[Dataset listings of figures]
>>>>>

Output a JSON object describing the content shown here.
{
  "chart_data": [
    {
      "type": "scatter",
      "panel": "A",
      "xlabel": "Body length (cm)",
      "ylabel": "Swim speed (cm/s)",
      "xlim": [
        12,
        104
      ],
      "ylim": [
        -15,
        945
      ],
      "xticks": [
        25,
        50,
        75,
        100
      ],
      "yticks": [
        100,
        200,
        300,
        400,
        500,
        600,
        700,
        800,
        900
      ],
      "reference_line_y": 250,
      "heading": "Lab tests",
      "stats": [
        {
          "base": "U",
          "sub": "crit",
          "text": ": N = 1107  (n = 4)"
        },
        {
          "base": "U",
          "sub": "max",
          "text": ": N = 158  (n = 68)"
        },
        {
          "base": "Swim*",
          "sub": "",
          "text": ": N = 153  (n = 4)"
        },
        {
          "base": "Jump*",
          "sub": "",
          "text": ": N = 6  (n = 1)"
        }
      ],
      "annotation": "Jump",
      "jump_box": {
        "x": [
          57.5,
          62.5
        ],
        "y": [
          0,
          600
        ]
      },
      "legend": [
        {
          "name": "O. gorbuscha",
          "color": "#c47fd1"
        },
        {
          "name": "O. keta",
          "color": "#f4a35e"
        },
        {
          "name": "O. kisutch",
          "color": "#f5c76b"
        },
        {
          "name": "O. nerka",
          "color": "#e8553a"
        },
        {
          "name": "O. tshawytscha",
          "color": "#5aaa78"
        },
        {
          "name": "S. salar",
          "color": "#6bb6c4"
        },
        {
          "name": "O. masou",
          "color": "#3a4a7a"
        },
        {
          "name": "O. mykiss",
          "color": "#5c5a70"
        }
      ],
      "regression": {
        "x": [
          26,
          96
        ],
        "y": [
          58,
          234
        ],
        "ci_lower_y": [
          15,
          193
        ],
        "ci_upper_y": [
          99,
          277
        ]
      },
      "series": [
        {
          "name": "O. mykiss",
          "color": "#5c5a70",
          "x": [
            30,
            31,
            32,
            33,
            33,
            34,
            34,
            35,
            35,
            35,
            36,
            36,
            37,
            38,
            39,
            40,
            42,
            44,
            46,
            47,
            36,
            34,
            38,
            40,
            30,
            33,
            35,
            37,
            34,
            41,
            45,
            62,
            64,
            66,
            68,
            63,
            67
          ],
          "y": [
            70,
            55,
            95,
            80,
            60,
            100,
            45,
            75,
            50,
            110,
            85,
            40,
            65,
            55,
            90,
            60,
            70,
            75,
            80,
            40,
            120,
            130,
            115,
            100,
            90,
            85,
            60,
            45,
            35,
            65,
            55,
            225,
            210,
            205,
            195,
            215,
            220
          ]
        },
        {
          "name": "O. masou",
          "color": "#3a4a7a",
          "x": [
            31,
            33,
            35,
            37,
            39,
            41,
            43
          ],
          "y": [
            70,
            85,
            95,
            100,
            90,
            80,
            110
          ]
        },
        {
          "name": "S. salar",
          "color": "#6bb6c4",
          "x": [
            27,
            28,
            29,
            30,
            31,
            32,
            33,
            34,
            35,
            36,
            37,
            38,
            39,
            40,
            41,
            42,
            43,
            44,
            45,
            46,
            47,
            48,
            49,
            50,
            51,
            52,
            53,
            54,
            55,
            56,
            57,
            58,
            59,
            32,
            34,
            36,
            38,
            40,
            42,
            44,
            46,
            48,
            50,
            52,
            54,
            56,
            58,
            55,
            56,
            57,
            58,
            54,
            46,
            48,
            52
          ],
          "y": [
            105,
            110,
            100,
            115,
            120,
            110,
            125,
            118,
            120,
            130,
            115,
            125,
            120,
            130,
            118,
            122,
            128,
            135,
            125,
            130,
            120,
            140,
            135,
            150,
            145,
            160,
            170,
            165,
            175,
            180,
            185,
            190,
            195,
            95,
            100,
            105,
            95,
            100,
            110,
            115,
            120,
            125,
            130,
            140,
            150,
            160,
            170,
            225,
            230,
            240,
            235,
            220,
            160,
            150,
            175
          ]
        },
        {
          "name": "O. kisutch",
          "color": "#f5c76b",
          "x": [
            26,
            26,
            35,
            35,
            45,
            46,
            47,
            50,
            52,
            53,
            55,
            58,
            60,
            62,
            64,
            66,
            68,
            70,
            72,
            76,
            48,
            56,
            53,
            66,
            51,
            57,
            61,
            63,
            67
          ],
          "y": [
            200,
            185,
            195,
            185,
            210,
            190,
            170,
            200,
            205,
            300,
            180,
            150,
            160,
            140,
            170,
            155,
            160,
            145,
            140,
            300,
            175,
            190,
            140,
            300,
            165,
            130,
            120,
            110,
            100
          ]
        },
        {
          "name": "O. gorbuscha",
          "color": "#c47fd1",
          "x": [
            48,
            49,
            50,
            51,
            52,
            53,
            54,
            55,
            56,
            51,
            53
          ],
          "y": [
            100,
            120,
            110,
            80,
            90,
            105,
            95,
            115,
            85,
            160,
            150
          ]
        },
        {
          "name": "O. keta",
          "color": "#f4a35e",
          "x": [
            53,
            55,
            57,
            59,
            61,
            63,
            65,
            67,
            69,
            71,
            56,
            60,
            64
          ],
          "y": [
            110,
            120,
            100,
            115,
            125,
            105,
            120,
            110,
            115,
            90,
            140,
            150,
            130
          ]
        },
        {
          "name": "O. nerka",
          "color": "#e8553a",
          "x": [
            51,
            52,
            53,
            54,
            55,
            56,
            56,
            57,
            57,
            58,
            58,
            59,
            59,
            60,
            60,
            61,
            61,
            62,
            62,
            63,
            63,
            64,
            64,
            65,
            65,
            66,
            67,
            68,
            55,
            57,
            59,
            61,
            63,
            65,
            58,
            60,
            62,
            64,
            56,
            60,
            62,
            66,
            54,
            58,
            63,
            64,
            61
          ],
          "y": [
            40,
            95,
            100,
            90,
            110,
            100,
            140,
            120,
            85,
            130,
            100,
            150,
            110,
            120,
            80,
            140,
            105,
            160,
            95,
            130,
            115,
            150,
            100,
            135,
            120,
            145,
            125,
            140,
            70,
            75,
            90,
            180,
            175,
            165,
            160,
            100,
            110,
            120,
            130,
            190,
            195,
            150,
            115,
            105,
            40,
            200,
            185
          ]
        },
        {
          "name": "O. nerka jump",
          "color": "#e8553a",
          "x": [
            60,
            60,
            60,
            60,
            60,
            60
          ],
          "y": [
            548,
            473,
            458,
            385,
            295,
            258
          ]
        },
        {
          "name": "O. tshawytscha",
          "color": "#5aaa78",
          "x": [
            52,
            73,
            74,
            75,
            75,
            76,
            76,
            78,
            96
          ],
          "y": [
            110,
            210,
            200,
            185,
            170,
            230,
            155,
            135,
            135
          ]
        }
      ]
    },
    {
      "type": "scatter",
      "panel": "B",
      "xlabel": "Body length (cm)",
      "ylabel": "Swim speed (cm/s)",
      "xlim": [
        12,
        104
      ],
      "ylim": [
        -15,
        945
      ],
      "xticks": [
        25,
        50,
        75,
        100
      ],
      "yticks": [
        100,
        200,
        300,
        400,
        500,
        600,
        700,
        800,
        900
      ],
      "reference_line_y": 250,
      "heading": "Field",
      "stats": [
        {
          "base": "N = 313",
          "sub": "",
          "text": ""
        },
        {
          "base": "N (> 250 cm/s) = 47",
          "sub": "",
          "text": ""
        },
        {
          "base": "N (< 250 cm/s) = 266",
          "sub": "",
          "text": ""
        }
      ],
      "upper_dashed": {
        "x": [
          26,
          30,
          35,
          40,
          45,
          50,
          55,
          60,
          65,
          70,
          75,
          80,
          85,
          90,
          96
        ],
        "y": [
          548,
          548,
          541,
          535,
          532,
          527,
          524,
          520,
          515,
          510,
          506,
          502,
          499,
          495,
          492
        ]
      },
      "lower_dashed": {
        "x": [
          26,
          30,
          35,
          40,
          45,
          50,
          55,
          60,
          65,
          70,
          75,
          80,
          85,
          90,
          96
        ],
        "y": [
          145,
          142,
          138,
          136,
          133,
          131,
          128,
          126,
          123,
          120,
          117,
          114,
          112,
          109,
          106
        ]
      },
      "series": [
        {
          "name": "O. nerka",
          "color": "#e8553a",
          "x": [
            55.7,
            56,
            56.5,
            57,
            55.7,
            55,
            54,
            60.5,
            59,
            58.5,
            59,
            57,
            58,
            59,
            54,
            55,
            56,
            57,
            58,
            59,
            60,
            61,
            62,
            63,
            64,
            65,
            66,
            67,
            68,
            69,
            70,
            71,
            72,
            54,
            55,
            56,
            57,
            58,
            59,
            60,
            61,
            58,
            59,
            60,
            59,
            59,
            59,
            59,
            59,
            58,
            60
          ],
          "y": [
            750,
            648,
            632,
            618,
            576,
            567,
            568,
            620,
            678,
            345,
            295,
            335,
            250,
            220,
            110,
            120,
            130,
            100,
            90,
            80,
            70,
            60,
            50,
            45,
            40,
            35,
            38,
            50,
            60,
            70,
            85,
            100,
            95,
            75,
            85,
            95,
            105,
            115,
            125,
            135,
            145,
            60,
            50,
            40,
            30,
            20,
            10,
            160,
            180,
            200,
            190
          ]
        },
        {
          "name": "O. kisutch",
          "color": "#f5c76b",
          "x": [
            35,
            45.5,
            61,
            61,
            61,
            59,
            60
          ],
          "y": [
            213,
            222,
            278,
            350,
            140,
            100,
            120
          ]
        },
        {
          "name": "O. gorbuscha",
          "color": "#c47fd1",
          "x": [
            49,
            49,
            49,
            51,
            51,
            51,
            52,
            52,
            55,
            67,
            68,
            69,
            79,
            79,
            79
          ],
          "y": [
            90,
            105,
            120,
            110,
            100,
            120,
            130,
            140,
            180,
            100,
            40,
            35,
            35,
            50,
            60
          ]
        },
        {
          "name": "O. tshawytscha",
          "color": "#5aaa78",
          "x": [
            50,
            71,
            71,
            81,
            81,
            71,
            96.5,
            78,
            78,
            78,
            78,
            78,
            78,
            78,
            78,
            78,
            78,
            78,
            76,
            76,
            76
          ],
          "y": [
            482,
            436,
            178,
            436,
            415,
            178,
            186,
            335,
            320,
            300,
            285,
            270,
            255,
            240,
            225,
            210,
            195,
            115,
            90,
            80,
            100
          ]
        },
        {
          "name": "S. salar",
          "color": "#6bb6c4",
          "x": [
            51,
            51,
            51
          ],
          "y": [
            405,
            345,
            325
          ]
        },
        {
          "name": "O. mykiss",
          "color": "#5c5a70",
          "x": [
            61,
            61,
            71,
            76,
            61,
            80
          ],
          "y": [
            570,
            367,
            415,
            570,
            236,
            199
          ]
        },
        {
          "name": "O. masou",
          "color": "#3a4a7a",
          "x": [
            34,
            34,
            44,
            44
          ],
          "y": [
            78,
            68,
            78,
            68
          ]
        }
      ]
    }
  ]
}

<<<<<

Task directions: What is the number of lines that hold the string "base"? Give it alone.

Worked solution: 7